**Your task**
Go through the records underneath and count the lines that include the string "Tonner". Give nothing but the number.
# Available records start
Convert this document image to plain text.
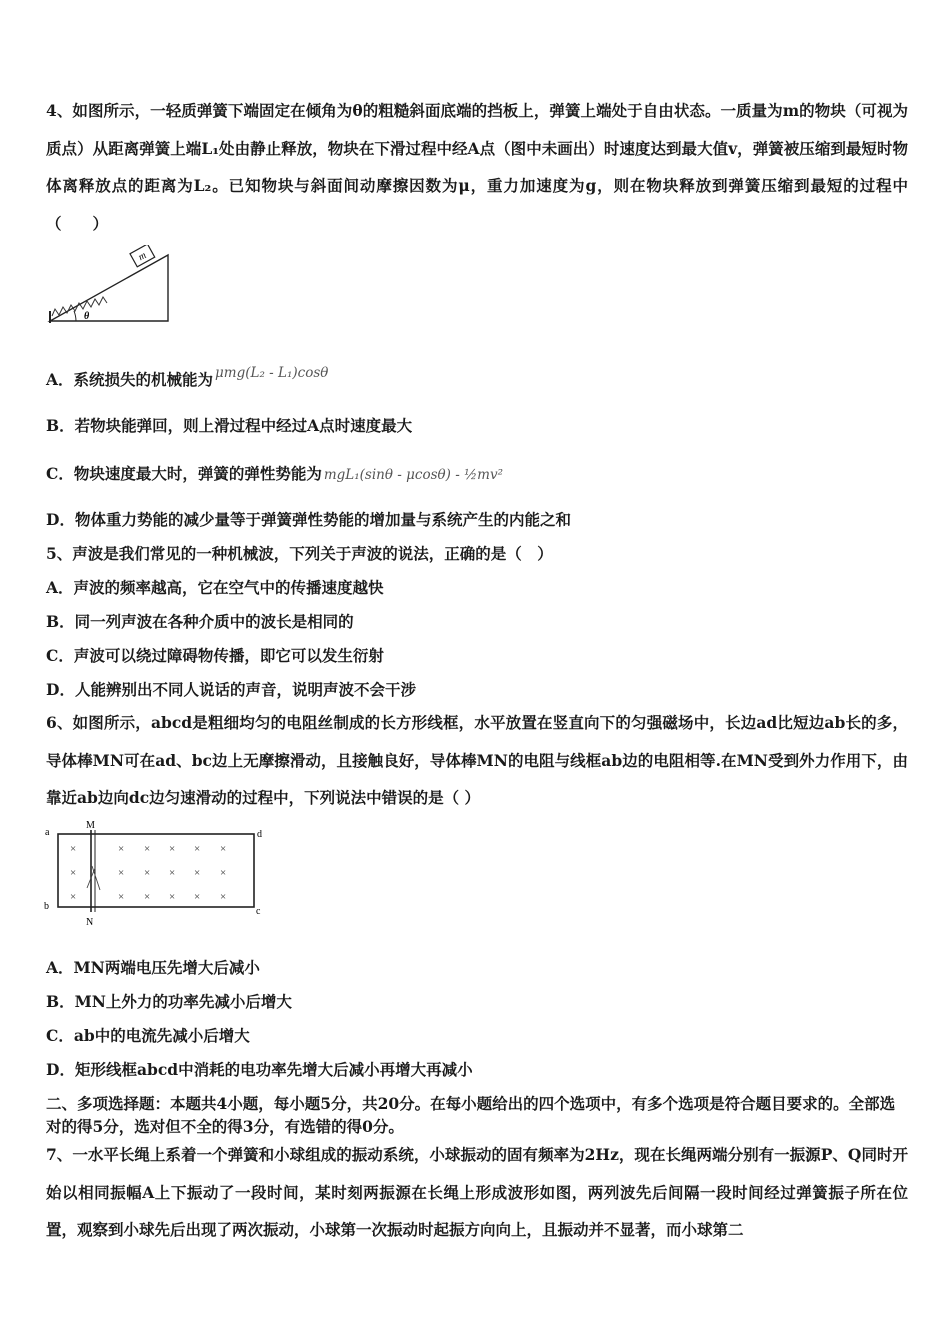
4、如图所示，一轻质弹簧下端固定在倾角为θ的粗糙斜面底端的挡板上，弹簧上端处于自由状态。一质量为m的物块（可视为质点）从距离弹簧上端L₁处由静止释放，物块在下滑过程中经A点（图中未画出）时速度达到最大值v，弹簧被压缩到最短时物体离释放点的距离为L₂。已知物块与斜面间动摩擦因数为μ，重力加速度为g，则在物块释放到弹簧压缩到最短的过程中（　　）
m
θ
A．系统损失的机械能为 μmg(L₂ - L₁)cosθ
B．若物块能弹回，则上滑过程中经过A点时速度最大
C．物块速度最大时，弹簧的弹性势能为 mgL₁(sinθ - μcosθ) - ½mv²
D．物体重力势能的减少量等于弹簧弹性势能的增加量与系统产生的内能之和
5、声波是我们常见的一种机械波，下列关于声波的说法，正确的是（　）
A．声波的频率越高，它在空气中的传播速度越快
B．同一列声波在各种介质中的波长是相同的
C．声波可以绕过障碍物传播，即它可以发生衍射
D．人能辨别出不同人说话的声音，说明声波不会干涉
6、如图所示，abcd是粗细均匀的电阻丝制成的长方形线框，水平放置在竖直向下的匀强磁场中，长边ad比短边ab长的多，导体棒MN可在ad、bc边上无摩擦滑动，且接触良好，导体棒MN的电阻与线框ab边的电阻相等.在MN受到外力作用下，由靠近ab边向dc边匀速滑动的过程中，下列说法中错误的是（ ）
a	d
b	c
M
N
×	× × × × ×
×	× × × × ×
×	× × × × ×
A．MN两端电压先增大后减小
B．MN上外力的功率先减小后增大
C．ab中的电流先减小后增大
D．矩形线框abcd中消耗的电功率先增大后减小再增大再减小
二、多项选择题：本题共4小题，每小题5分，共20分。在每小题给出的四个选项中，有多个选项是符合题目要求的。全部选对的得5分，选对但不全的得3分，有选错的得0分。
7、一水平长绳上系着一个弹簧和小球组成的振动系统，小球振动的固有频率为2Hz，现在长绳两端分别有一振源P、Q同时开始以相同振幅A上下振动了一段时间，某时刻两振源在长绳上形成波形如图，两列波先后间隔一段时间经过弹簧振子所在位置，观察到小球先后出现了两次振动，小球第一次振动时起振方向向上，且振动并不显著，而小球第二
# Available records end
# Available records start
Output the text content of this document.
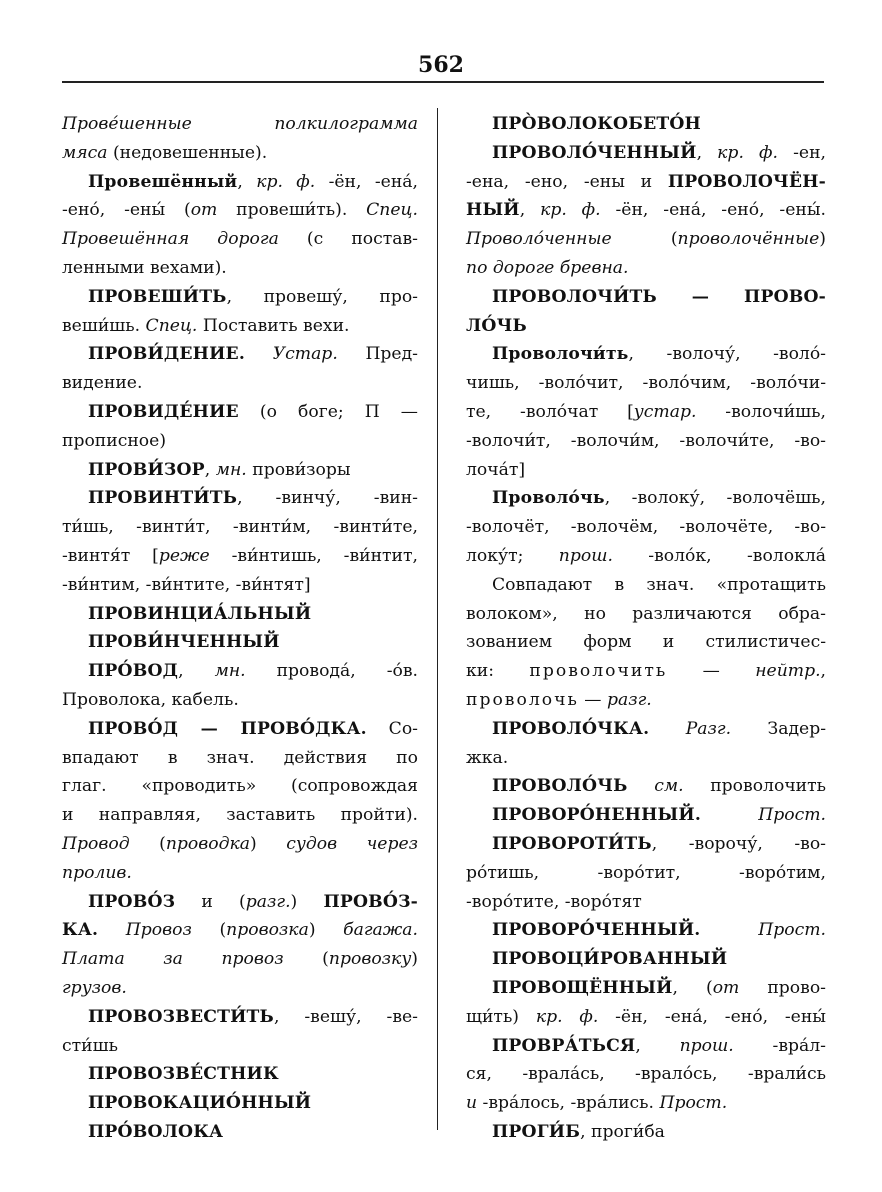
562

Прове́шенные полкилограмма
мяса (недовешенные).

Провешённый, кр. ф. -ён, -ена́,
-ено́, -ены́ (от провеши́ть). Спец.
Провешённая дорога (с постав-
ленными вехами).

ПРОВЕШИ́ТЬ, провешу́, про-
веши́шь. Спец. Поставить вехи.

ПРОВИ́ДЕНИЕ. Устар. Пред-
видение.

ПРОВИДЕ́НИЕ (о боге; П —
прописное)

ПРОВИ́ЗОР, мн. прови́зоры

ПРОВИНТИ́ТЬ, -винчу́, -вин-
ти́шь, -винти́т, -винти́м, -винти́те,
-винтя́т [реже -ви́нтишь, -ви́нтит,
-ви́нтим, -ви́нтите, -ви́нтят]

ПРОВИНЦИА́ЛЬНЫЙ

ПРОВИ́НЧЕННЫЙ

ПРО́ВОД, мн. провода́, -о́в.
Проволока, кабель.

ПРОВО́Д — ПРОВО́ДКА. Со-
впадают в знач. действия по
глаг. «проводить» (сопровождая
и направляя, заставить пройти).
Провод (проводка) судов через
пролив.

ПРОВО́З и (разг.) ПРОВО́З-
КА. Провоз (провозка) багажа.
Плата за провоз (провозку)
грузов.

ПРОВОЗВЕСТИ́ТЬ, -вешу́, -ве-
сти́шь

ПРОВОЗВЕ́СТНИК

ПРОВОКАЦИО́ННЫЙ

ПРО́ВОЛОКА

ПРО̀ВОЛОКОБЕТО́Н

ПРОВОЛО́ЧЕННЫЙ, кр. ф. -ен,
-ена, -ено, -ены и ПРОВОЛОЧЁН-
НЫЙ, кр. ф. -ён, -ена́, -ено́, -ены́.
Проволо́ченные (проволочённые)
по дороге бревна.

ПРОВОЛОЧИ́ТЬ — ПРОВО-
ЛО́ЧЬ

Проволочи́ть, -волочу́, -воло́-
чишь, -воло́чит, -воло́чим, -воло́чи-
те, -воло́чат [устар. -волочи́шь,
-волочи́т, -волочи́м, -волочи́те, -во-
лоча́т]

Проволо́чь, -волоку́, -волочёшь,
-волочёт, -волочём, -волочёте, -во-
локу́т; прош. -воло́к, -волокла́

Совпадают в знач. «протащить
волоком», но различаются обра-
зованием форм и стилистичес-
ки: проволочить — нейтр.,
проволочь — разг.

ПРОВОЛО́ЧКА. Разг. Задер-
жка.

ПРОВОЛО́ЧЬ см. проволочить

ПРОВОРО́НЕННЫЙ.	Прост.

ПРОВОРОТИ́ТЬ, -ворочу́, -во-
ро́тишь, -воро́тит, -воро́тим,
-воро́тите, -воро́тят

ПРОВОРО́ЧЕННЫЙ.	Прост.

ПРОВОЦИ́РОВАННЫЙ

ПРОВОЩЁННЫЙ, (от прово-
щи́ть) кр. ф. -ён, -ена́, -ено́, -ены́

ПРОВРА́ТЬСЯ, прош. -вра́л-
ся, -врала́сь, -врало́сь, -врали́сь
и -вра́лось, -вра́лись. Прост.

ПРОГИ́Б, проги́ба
# Available records end
# Available records start
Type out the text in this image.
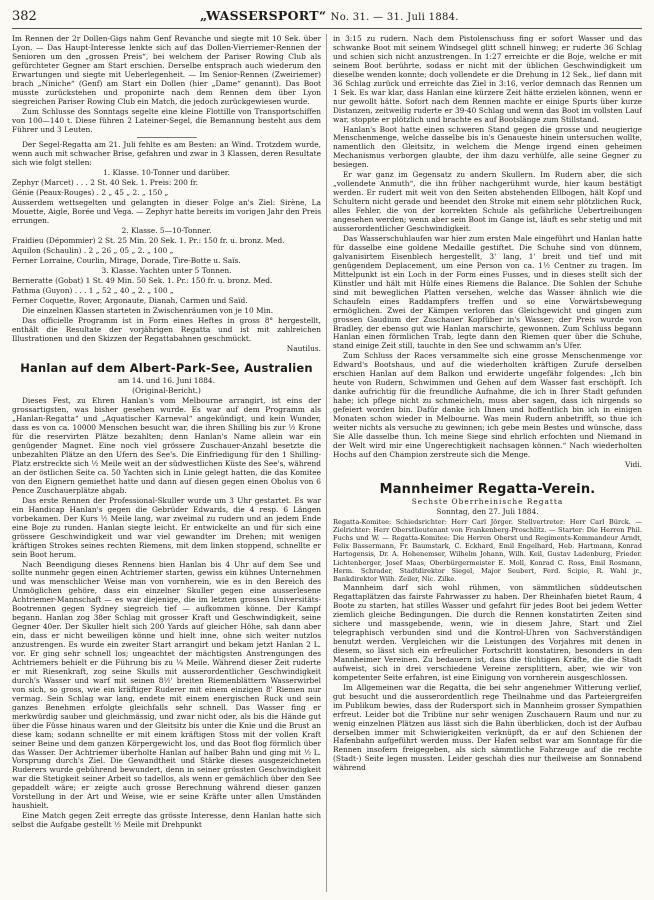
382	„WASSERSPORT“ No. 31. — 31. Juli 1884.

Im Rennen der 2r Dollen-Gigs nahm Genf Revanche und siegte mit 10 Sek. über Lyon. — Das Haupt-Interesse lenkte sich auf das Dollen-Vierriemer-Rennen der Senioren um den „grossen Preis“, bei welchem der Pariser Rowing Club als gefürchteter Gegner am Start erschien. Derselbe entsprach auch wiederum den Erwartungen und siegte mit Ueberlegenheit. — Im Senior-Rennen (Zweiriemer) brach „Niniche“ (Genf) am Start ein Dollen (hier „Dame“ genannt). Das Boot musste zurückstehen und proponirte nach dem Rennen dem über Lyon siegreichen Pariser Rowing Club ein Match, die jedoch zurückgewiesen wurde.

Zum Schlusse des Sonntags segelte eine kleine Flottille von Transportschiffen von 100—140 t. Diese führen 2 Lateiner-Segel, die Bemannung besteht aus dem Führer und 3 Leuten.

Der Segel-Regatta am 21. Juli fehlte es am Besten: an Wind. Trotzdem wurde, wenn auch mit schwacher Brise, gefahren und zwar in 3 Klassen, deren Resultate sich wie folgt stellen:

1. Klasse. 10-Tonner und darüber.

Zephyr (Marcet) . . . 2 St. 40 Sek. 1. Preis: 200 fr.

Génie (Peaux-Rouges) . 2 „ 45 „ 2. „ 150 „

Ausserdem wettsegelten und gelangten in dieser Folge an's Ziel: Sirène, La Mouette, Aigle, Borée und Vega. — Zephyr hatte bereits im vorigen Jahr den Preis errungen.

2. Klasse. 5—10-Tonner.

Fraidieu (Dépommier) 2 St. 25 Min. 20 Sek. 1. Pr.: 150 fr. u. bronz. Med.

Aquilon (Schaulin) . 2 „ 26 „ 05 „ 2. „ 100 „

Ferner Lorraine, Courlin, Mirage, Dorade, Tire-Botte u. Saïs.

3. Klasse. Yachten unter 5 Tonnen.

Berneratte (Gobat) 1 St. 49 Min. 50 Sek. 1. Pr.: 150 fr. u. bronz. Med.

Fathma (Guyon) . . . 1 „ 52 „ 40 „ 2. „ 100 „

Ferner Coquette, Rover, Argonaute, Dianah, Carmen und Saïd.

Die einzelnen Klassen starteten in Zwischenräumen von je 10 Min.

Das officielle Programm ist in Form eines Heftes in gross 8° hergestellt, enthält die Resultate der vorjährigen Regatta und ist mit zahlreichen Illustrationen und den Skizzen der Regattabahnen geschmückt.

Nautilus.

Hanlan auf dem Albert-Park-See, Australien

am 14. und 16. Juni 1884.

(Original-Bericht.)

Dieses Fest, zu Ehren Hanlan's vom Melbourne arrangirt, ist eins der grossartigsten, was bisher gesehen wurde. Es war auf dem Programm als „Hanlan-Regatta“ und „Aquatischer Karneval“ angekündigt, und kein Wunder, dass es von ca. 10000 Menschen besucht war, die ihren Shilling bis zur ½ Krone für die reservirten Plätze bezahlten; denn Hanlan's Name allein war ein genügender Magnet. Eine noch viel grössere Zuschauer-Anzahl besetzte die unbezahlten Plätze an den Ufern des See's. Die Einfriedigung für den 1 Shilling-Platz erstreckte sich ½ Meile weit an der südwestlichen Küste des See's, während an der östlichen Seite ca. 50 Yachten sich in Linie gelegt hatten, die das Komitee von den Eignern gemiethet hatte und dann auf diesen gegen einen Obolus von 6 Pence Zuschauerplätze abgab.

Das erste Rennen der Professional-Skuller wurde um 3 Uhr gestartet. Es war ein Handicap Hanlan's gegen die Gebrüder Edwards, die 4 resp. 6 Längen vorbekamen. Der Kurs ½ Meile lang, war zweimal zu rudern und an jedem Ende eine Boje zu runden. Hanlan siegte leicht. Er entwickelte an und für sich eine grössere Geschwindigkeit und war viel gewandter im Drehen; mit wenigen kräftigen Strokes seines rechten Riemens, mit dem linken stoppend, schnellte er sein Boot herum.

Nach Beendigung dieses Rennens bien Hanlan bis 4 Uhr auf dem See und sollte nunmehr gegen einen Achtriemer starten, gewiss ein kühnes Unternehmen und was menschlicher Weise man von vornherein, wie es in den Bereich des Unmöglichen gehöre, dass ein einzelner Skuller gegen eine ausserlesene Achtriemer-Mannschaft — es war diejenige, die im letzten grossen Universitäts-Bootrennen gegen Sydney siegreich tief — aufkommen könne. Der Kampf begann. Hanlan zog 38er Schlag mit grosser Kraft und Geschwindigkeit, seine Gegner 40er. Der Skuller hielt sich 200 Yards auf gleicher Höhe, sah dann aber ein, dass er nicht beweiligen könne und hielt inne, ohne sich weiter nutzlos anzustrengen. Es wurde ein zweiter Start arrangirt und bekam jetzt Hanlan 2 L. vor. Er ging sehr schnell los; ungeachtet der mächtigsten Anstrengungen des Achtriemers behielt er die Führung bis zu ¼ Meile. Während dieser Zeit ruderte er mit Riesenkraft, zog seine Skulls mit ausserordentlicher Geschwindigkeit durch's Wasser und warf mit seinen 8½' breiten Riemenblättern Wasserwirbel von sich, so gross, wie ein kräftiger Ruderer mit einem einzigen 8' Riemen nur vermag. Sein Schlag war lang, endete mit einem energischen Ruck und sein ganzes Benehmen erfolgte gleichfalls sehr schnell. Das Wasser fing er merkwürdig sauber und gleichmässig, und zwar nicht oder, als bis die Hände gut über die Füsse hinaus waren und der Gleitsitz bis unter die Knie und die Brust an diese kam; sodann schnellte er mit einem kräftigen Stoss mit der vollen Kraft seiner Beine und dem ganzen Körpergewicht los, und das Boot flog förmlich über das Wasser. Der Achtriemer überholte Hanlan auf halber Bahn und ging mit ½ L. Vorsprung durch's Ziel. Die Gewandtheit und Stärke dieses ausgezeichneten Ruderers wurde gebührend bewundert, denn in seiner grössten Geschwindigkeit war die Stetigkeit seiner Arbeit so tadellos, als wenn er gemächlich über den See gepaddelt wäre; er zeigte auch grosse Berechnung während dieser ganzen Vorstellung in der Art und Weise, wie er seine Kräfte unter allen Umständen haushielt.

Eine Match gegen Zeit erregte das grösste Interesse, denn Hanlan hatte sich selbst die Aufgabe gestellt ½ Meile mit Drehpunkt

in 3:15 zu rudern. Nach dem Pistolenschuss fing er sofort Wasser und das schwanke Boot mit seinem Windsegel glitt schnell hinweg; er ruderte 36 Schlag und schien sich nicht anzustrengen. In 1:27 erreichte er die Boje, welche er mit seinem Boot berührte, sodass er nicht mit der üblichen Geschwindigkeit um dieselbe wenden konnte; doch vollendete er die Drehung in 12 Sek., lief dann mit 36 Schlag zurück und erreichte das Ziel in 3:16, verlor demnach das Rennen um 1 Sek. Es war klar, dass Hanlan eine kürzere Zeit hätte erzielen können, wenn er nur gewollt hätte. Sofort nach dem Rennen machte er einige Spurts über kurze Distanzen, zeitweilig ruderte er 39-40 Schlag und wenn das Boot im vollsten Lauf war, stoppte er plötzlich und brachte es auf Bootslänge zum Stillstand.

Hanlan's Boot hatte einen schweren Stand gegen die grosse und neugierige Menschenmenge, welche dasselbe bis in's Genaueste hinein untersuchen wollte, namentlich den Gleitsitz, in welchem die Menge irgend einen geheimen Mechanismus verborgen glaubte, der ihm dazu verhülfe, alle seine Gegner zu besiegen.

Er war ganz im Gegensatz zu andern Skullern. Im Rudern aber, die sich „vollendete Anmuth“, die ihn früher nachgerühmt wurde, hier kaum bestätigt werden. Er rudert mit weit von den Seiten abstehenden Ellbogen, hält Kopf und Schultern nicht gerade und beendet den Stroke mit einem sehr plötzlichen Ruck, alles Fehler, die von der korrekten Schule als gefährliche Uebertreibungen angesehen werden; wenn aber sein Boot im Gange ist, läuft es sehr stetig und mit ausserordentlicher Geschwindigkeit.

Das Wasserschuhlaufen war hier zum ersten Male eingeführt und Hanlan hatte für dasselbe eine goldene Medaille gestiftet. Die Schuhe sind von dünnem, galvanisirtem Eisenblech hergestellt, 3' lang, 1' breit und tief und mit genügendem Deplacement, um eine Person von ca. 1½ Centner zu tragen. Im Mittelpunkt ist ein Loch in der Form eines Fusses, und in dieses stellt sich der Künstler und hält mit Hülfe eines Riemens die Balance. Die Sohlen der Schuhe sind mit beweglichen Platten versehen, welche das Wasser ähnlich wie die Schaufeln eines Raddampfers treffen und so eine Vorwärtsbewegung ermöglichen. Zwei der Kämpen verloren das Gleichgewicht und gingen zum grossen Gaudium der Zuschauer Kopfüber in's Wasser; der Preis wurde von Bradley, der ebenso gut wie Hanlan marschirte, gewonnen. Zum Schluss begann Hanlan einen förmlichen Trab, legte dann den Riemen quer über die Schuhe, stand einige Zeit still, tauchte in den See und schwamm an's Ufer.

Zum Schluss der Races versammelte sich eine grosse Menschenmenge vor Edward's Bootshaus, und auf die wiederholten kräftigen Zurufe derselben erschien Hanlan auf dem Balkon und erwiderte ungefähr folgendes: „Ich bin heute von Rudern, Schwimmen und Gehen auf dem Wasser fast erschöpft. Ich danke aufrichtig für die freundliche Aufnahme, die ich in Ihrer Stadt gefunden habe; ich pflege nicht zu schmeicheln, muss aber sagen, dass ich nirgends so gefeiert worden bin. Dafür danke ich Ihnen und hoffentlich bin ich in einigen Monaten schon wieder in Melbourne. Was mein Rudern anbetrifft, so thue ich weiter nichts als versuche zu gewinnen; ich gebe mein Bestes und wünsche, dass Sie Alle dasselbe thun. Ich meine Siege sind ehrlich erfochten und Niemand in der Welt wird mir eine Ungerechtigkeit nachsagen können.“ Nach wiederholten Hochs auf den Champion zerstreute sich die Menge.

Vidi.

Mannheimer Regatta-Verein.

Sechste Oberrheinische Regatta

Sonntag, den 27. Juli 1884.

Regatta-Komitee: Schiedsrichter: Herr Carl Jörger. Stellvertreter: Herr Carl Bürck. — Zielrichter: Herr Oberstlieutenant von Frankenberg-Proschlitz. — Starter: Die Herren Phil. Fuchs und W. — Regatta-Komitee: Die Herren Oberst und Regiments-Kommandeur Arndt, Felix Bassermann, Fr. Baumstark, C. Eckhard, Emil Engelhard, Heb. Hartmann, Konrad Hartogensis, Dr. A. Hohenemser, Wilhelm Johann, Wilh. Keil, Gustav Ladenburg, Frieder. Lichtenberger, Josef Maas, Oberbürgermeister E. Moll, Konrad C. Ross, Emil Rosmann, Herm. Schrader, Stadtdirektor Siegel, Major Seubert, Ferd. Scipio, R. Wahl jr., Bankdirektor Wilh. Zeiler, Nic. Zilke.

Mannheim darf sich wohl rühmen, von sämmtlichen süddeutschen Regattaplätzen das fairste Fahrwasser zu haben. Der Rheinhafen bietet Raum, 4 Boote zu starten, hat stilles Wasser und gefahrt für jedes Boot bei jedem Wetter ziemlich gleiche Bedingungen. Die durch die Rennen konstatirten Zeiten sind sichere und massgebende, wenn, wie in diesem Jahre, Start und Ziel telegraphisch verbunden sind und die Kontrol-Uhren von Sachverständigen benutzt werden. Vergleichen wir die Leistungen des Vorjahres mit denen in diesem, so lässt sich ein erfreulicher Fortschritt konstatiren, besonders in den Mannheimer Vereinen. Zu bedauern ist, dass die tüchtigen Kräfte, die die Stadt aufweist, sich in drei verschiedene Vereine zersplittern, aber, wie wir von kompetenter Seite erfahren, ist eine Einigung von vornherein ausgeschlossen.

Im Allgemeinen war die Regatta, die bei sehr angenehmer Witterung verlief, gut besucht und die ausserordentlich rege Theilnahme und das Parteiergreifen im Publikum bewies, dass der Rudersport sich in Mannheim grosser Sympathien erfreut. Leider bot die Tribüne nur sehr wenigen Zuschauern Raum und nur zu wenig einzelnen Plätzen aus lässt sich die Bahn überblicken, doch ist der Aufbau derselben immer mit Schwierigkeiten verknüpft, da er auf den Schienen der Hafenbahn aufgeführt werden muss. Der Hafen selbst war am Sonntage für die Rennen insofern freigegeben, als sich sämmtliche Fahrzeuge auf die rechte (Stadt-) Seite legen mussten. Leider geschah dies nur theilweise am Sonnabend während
# Available records end
**Reply to the task**
2